• [Extrait du texte]
Le sénateur Jean-Claude Baende estime que le débat sur l’avenir de la Constitution congolaise ne devrait pas se limiter à la question de savoir si celle-ci peut être révisée ou remplacée. Pour le président de l’Alliance des Démocrates Humanistes (ADH), l’enjeu fondamental réside plutôt dans la nature des réformes susceptibles de consolider les institutions du pays.
S’exprimant sur la question constitutionnelle, Jean-Claude Baende a souligné que la véritable question n’est pas de savoir si la Constitution peut être révisée ou changée, mais de déterminer quels types de changements seraient susceptibles de renforcer davantage la démocratie, l’unité nationale, la bonne gouvernance et le développement de notre pays.
Selon lui, toute réflexion sur une éventuelle réforme constitutionnelle doit être guidée par l’intérêt supérieur de la nation et répondre aux défis actuels auxquels la République démocratique du Congo est confrontée. Il plaide pour un débat inclusif, serein et responsable, impliquant l’ensemble des forces vives de la nation.
Cette prise de position intervient dans un contexte où les discussions autour de l’avenir de la Constitution continuent d’alimenter le débat politique congolais. Pour Jean-Claude Baende, les réformes institutionnelles ne devraient pas être perçues comme une fin en soi, mais comme un moyen de renforcer l’État de droit, d’améliorer la gouvernance publique et de favoriser le développement durable du pays.
Le sénateur invite ainsi les acteurs politiques et sociaux à privilégier une approche constructive, centrée sur les aspirations profondes du peuple congolais et sur la consolidation des acquis démocratiques.

• [Tâches demandées]
1: Recopiez sans aucune modification le passage de l'article sur la Constitution congolaise situé entre « S’exprimant sur la » et « de notre pays. », ces deux passages compris.
2: Veuillez indiquer le parti que préside Jean-Claude Baende, selon l'article sur la Constitution congolaise.

• [Extraits des lignes]
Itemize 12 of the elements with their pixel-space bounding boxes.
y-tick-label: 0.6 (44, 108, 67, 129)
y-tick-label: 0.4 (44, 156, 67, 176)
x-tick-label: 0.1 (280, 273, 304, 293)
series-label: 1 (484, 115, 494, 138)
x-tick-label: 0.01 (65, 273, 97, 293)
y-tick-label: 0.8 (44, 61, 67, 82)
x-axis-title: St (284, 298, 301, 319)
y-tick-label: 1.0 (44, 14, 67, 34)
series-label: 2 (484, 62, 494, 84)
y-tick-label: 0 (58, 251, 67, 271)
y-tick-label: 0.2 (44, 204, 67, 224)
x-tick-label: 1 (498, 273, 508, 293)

• [Corrigé des exercices]
1:
S’exprimant sur la question constitutionnelle, Jean-Claude Baende a souligné que la véritable question n’est pas de savoir si la Constitution peut être révisée ou changée, mais de déterminer quels types de changements seraient susceptibles de renforcer davantage la démocratie, l’unité nationale, la bonne gouvernance et le développement de notre pays.

2: L'Alliance des Démocrates Humanistes (ADH).